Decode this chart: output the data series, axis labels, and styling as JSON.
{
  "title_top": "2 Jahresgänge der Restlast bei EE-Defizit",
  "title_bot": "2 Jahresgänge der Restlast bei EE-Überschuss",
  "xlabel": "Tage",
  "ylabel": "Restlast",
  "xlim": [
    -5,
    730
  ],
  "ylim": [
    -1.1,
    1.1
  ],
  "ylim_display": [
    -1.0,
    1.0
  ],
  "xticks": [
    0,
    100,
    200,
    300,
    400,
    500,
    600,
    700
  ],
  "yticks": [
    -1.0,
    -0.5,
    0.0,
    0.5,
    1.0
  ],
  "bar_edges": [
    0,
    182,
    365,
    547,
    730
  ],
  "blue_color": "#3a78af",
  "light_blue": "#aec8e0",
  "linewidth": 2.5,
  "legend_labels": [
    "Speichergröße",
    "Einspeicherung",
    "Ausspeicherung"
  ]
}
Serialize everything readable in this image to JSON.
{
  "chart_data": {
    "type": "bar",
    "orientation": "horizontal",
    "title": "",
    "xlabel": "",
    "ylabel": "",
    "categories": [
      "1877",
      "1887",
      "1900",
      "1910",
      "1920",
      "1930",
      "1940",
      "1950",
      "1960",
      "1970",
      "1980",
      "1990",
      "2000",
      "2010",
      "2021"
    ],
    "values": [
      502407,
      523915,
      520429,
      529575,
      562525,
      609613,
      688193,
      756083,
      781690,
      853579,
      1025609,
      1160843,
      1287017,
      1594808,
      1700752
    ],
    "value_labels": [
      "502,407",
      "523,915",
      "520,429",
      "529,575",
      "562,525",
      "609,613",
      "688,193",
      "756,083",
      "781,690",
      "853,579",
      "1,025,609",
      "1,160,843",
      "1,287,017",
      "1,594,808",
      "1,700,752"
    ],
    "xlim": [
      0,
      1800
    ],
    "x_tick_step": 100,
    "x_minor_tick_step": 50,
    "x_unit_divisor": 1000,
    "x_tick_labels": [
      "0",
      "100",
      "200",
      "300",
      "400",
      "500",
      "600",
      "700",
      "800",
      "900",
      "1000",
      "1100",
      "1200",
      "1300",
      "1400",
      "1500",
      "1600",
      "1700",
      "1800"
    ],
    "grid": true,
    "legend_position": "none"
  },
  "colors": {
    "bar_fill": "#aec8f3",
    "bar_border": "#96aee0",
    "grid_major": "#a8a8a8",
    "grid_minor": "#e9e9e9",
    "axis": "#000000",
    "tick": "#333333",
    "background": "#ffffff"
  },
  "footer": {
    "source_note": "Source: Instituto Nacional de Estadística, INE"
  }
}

━━━━━━

Write down all the entries again without a single difference.

> [TASK OUTPUT]:
Decode this chart: output the data series, axis labels, and styling as JSON.
{
  "title_top": "2 Jahresgänge der Restlast bei EE-Defizit",
  "title_bot": "2 Jahresgänge der Restlast bei EE-Überschuss",
  "xlabel": "Tage",
  "ylabel": "Restlast",
  "xlim": [
    -5,
    730
  ],
  "ylim": [
    -1.1,
    1.1
  ],
  "ylim_display": [
    -1.0,
    1.0
  ],
  "xticks": [
    0,
    100,
    200,
    300,
    400,
    500,
    600,
    700
  ],
  "yticks": [
    -1.0,
    -0.5,
    0.0,
    0.5,
    1.0
  ],
  "bar_edges": [
    0,
    182,
    365,
    547,
    730
  ],
  "blue_color": "#3a78af",
  "light_blue": "#aec8e0",
  "linewidth": 2.5,
  "legend_labels": [
    "Speichergröße",
    "Einspeicherung",
    "Ausspeicherung"
  ]
}
Serialize everything readable in this image to JSON.
{
  "chart_data": {
    "type": "bar",
    "orientation": "horizontal",
    "title": "",
    "xlabel": "",
    "ylabel": "",
    "categories": [
      "1877",
      "1887",
      "1900",
      "1910",
      "1920",
      "1930",
      "1940",
      "1950",
      "1960",
      "1970",
      "1980",
      "1990",
      "2000",
      "2010",
      "2021"
    ],
    "values": [
      502407,
      523915,
      520429,
      529575,
      562525,
      609613,
      688193,
      756083,
      781690,
      853579,
      1025609,
      1160843,
      1287017,
      1594808,
      1700752
    ],
    "value_labels": [
      "502,407",
      "523,915",
      "520,429",
      "529,575",
      "562,525",
      "609,613",
      "688,193",
      "756,083",
      "781,690",
      "853,579",
      "1,025,609",
      "1,160,843",
      "1,287,017",
      "1,594,808",
      "1,700,752"
    ],
    "xlim": [
      0,
      1800
    ],
    "x_tick_step": 100,
    "x_minor_tick_step": 50,
    "x_unit_divisor": 1000,
    "x_tick_labels": [
      "0",
      "100",
      "200",
      "300",
      "400",
      "500",
      "600",
      "700",
      "800",
      "900",
      "1000",
      "1100",
      "1200",
      "1300",
      "1400",
      "1500",
      "1600",
      "1700",
      "1800"
    ],
    "grid": true,
    "legend_position": "none"
  },
  "colors": {
    "bar_fill": "#aec8f3",
    "bar_border": "#96aee0",
    "grid_major": "#a8a8a8",
    "grid_minor": "#e9e9e9",
    "axis": "#000000",
    "tick": "#333333",
    "background": "#ffffff"
  },
  "footer": {
    "source_note": "Source: Instituto Nacional de Estadística, INE"
  }
}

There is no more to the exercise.